Provided information →
───

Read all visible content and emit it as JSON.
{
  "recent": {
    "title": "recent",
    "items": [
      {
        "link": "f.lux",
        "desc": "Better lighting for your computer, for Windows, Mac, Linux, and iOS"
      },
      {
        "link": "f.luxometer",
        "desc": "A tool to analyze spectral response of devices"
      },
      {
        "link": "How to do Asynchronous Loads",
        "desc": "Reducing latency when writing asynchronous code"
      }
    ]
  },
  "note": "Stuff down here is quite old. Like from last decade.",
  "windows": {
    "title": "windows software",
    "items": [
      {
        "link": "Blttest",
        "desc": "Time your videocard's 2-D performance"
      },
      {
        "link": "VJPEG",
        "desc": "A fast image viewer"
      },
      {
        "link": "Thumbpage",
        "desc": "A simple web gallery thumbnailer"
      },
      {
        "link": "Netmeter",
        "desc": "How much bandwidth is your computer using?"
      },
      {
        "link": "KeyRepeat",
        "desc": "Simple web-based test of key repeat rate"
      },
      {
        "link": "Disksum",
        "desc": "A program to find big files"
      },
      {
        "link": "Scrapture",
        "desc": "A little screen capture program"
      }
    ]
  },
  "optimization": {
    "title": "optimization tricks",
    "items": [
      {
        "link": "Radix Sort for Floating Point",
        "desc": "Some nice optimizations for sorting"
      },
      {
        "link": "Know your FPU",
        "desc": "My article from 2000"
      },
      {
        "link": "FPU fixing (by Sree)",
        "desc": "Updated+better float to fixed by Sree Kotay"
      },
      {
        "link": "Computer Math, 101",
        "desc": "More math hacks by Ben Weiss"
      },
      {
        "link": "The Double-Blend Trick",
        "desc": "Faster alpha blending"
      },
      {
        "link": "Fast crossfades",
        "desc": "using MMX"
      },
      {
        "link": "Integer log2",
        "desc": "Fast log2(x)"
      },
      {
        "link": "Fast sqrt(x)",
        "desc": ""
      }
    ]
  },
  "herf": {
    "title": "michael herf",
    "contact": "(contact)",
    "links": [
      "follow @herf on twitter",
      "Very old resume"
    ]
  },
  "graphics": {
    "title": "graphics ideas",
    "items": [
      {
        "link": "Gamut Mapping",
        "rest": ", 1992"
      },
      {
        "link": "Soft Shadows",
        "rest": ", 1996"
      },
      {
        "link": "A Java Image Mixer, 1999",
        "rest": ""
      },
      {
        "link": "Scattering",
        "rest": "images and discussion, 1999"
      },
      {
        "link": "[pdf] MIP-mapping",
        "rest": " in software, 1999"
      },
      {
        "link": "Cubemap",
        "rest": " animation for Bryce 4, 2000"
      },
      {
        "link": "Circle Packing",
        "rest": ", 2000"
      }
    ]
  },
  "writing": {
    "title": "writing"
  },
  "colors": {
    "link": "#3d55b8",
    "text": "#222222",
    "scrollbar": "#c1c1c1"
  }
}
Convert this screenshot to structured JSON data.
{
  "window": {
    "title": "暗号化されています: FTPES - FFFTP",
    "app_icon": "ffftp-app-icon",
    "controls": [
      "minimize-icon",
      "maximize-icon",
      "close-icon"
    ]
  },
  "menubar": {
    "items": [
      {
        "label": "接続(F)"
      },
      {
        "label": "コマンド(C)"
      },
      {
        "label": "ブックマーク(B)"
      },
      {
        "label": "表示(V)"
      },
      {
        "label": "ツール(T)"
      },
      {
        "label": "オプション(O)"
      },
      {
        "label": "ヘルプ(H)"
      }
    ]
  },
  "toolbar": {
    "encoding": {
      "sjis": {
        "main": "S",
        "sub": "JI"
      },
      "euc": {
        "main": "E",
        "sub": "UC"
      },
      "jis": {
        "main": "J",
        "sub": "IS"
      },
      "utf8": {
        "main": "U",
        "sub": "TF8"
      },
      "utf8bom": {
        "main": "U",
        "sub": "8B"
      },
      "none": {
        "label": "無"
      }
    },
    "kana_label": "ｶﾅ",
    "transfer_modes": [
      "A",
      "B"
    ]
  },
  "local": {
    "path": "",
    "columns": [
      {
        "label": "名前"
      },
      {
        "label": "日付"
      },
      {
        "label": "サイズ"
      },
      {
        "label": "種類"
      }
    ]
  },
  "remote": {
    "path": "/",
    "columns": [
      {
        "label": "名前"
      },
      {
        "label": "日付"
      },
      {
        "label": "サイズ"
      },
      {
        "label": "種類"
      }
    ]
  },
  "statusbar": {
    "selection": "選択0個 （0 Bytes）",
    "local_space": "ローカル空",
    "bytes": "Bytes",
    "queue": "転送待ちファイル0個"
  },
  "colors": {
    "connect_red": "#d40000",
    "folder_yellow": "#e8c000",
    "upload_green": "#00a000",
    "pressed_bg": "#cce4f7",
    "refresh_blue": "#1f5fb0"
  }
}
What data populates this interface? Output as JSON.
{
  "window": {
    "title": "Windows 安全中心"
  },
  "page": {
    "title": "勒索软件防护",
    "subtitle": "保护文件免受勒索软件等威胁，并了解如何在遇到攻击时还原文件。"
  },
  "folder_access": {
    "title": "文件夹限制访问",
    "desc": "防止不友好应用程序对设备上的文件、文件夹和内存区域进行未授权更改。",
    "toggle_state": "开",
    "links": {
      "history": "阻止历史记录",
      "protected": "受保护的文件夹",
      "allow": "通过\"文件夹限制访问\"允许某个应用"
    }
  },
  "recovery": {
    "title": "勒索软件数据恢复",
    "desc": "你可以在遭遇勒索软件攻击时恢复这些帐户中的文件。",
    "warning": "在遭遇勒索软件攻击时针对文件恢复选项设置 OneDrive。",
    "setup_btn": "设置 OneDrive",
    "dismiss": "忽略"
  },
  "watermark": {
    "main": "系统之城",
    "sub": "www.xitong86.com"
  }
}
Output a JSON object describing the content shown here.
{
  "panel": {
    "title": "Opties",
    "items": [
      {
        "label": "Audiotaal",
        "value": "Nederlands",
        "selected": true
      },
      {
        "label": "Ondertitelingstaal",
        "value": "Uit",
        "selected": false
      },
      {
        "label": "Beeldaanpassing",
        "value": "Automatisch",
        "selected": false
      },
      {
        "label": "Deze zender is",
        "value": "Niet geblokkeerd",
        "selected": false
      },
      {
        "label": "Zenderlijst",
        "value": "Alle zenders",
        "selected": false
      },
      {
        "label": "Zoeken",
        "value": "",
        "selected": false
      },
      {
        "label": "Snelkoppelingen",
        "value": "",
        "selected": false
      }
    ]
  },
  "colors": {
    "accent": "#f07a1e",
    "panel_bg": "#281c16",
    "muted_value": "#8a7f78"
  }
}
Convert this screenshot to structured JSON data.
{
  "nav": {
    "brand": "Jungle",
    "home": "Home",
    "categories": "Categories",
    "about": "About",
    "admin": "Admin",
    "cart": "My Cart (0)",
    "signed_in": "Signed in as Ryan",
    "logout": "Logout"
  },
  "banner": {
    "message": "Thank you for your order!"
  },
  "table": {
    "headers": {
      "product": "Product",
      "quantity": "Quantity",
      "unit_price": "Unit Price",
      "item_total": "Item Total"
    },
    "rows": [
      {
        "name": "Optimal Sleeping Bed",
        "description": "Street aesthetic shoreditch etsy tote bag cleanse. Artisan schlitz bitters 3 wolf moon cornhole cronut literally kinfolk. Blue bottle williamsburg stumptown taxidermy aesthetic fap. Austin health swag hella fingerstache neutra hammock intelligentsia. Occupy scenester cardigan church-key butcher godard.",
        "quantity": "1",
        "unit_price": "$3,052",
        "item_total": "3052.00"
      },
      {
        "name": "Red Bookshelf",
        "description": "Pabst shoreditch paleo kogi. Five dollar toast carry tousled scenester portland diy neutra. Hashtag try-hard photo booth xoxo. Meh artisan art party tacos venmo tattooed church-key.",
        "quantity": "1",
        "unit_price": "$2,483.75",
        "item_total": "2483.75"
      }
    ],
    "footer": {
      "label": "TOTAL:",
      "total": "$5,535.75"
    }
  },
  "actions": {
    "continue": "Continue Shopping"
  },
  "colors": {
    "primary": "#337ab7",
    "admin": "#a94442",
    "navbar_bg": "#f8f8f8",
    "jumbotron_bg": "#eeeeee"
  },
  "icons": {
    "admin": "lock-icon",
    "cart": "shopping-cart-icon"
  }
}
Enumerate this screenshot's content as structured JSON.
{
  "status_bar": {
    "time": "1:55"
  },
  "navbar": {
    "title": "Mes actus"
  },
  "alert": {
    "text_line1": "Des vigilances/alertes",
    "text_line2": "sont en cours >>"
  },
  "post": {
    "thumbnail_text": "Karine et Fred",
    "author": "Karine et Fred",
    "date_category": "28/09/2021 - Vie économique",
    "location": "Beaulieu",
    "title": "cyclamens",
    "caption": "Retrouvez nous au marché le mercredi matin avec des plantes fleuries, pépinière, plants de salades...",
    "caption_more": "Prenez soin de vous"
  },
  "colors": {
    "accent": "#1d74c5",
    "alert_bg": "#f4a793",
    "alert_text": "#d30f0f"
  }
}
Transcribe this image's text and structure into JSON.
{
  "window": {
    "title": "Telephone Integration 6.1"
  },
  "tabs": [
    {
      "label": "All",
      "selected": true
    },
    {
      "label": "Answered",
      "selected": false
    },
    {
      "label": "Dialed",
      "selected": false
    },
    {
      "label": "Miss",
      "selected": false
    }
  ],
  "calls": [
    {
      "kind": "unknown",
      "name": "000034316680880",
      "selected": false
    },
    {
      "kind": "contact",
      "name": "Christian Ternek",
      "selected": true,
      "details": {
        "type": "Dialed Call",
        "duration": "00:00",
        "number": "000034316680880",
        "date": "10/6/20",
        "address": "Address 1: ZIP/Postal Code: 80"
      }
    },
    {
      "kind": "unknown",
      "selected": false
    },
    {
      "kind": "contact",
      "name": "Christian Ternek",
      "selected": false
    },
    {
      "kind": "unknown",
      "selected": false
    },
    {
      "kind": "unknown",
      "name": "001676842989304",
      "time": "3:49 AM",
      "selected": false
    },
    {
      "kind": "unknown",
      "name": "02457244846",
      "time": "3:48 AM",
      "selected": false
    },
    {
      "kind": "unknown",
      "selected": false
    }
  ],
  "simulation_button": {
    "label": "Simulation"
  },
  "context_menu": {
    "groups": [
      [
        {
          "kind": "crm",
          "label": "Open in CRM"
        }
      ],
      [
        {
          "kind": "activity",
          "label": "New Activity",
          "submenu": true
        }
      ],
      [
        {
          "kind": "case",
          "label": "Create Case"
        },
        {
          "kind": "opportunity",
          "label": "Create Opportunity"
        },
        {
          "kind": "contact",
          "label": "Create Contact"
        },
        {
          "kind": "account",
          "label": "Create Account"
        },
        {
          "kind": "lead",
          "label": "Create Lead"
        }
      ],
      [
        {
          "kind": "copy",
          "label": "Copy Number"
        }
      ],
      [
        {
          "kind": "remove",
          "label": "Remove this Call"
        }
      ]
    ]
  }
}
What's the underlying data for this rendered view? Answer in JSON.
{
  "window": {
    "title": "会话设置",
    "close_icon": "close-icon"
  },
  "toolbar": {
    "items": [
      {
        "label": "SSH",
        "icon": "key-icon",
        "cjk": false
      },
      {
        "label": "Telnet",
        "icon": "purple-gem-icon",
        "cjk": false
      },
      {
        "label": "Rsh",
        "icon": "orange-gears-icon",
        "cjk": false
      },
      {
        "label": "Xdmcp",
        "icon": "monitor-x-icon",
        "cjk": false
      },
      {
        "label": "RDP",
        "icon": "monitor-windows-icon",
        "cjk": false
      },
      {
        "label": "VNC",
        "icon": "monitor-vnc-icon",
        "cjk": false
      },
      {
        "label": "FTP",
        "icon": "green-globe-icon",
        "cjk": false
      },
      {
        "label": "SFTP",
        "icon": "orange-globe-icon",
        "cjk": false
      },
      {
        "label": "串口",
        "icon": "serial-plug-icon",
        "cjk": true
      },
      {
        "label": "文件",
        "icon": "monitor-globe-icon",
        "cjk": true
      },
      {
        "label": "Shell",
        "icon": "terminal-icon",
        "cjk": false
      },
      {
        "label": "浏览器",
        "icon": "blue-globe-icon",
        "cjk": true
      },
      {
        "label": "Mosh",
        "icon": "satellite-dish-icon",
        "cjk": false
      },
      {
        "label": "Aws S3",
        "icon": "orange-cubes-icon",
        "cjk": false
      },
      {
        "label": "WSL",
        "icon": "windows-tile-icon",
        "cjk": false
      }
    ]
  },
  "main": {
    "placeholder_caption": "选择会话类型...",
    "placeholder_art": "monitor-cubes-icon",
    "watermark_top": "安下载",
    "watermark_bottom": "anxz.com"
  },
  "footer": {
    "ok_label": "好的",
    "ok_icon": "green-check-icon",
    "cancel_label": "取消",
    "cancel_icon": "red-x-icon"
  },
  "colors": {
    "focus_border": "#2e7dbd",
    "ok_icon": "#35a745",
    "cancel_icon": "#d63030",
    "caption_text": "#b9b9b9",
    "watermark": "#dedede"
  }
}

───

Stated exercise → Return all lines of the material above in which the word "What" occurs.

Written reply →
What data populates this interface? Output as JSON.
What's the underlying data for this rendered view? Answer in JSON.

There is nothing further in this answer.